▸ **ENTRIES PROVIDED**
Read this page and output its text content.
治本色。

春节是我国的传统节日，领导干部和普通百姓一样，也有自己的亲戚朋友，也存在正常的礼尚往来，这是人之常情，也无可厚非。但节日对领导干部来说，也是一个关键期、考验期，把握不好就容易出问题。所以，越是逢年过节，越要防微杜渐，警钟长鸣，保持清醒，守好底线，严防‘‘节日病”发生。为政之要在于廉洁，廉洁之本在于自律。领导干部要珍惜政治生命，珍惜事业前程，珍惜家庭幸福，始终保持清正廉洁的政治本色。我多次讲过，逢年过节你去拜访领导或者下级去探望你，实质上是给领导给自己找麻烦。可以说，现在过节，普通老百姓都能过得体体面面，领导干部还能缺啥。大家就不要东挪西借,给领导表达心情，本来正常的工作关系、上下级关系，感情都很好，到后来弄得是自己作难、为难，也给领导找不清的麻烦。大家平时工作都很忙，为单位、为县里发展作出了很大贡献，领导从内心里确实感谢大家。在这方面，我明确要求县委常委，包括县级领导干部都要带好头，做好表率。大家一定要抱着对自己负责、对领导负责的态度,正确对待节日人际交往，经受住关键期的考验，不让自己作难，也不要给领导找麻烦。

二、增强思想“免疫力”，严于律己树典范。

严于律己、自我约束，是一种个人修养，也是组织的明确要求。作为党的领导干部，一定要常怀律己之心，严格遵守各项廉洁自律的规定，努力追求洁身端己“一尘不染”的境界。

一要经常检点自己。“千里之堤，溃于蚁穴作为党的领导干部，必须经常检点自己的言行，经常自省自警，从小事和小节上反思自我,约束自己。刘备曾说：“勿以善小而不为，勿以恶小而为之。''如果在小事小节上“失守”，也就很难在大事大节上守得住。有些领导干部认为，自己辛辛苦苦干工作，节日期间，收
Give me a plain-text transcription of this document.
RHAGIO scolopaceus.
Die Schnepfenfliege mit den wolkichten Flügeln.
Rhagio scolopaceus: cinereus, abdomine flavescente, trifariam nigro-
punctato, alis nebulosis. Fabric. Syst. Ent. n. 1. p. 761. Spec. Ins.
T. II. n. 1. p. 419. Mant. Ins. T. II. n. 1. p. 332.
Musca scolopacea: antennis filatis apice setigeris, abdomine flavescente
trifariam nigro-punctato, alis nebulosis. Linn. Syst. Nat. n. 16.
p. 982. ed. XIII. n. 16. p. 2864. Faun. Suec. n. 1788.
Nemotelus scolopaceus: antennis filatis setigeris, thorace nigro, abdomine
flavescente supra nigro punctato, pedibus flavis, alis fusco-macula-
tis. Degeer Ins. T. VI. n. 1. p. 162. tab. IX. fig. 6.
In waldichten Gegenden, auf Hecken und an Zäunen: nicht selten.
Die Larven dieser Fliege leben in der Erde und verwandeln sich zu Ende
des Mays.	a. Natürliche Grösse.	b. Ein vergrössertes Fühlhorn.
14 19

▸ **BRIEF**
Copy the entries above exactly, leaving none out.

▸ **EXERCISE ANSWER**
Read this page and output its text content.
治本色。

春节是我国的传统节日，领导干部和普通百姓一样，也有自己的亲戚朋友，也存在正常的礼尚往来，这是人之常情，也无可厚非。但节日对领导干部来说，也是一个关键期、考验期，把握不好就容易出问题。所以，越是逢年过节，越要防微杜渐，警钟长鸣，保持清醒，守好底线，严防‘‘节日病”发生。为政之要在于廉洁，廉洁之本在于自律。领导干部要珍惜政治生命，珍惜事业前程，珍惜家庭幸福，始终保持清正廉洁的政治本色。我多次讲过，逢年过节你去拜访领导或者下级去探望你，实质上是给领导给自己找麻烦。可以说，现在过节，普通老百姓都能过得体体面面，领导干部还能缺啥。大家就不要东挪西借,给领导表达心情，本来正常的工作关系、上下级关系，感情都很好，到后来弄得是自己作难、为难，也给领导找不清的麻烦。大家平时工作都很忙，为单位、为县里发展作出了很大贡献，领导从内心里确实感谢大家。在这方面，我明确要求县委常委，包括县级领导干部都要带好头，做好表率。大家一定要抱着对自己负责、对领导负责的态度,正确对待节日人际交往，经受住关键期的考验，不让自己作难，也不要给领导找麻烦。

二、增强思想“免疫力”，严于律己树典范。

严于律己、自我约束，是一种个人修养，也是组织的明确要求。作为党的领导干部，一定要常怀律己之心，严格遵守各项廉洁自律的规定，努力追求洁身端己“一尘不染”的境界。

一要经常检点自己。“千里之堤，溃于蚁穴作为党的领导干部，必须经常检点自己的言行，经常自省自警，从小事和小节上反思自我,约束自己。刘备曾说：“勿以善小而不为，勿以恶小而为之。''如果在小事小节上“失守”，也就很难在大事大节上守得住。有些领导干部认为，自己辛辛苦苦干工作，节日期间，收
Give me a plain-text transcription of this document.
RHAGIO scolopaceus.
Die Schnepfenfliege mit den wolkichten Flügeln.
Rhagio scolopaceus: cinereus, abdomine flavescente, trifariam nigro-
punctato, alis nebulosis. Fabric. Syst. Ent. n. 1. p. 761. Spec. Ins.
T. II. n. 1. p. 419. Mant. Ins. T. II. n. 1. p. 332.
Musca scolopacea: antennis filatis apice setigeris, abdomine flavescente
trifariam nigro-punctato, alis nebulosis. Linn. Syst. Nat. n. 16.
p. 982. ed. XIII. n. 16. p. 2864. Faun. Suec. n. 1788.
Nemotelus scolopaceus: antennis filatis setigeris, thorace nigro, abdomine
flavescente supra nigro punctato, pedibus flavis, alis fusco-macula-
tis. Degeer Ins. T. VI. n. 1. p. 162. tab. IX. fig. 6.
In waldichten Gegenden, auf Hecken und an Zäunen: nicht selten.
Die Larven dieser Fliege leben in der Erde und verwandeln sich zu Ende
des Mays.	a. Natürliche Grösse.	b. Ein vergrössertes Fühlhorn.
14 19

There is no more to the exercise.